▸ ЗАДАНИЕ
Назовите все примеры философских сообществ, приведённые в тексте о буддизме ниже.

▸ ФРАГМЕНТ СТРАНИЦЫ

Но одно дело пытаться освободить буддистскую практику от неустойчивых или непонятных мировоззрений, и другое дело - низводить его до уровня обычной техники, пусть даже обладающей терапевтическим эффектом. Традиционно вина возлагается на технику обретения спокойствия, облегчающую заход на цель перед нанесением бомбовых ударов или делающую человека более выраженным капиталистическим хищником. Причина, которая, возможно, заставляет говорить о низведении медитация до уровня техники, состоит в том, что медитация утратила свою важнейшую укорененность как практику этической подготовки.
Традиционно принято различать формы или аспекты медитации с точки зрения успокоения эгоцентрических или коллективных страстей, а также говорить о том, что все это подготавливает практикующего человека к важнейшему буддистскому опыту просвещения или пробуждения. И в результате одно из искушений бывших христиан состоит в представлении о том, что они могут найти в буддизме своего рода трансцендентный опыт. Но все это больше похоже на ностальгию по Богу. Если в буддизме и существует какая-либо трансцендентность, то она связана с трансцендированием эгоцетричной самозакрытости. Успокоение тех страстей, в которых и заинтересован буддизм, является тем успокоением, которое сокращает господство своекорыстных чувств, мешающих человеку увидеть то, что смотрит ему прямо в лицо: собственные реальные условия и условия других людей. Человек окружен реальным миром, но он слишком занят для того, чтобы это заметить.
Также по теме: Христиане на первом месте в мире
В этом случае буддистская практика становится формой этической подготовки, при которой сокращаются формы сосредоточенности на самом себе, мешающие проявлению заботы о справедливости. Этот аспект буддизма привел некоторых комментаторов к утверждению о том, что в данном случае, скорее всего, речь идет о философии жизни, а не о религии. Подобный контраст с религией слишком опирается на превращение религии в религиозную веру, и при этом не учитываются церемониальные, ритуальные и создающие ощущение общности аспекты различных религий, в том числе буддизма.
Но если судить о буддизме в более позитивном ключе как о философии, то подобный подход позволяет вступить в диалог с древней концепцией философии, важнейшей составной частью которой было именно то, что называлось духовной практикой или упражнением, то есть речь идет о различных способах, с помощью которых человек получает возможность освободиться от иллюзий и лучше подготовить себя для этических действий, и, разумеется, для этического отказа от действий. Стоит отметить, что древние философы пытались жить в сообществах, и в этой связи можно вспомнить о философских сообществах на примере христианской конгрегации, буддийской сангха (sangha), гуманистических групп, выполнявших функции защиты и сохранения условий для свободного от искажений восприятия мира, из которого вытекает моральное действие.

▸ СОХРАНЁННЫЕ ДАННЫЕ
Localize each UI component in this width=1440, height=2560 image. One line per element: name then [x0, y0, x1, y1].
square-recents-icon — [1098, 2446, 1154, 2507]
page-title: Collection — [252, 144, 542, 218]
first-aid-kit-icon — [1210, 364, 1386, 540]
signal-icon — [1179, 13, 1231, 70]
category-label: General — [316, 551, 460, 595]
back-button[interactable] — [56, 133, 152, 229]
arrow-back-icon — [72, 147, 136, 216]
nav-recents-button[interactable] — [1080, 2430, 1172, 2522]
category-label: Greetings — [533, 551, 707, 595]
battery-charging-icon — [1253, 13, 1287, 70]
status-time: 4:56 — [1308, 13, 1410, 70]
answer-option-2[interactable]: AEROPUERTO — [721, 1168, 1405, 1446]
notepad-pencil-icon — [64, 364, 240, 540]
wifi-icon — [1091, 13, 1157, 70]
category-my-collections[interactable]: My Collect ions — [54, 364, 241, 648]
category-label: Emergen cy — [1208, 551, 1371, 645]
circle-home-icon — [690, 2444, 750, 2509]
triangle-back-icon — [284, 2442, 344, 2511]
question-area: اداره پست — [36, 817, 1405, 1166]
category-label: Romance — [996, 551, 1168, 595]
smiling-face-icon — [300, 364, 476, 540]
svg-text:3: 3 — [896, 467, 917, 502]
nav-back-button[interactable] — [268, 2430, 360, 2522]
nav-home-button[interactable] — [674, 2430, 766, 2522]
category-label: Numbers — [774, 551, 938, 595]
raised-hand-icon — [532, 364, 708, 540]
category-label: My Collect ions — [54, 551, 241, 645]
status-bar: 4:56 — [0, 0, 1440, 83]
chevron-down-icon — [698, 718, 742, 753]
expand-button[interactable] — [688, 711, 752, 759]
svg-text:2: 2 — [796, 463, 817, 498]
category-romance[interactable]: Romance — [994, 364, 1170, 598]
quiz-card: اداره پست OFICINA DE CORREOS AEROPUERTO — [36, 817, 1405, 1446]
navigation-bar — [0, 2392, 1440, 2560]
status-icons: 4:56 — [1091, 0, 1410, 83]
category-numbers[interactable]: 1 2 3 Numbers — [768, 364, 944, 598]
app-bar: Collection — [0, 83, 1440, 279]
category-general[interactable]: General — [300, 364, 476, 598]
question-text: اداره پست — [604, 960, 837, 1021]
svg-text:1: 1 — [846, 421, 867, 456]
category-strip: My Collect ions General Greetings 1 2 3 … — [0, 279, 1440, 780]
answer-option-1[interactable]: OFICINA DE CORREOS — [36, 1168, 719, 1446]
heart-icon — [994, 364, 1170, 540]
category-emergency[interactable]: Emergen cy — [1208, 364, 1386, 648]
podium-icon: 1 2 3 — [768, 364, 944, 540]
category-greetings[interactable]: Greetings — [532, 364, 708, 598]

▸ РЕЗУЛЬТАТ ВЫПОЛНЕНИЯ
- христианская конгрегация
- буддийская сангха (sangha)
- гуманистические группы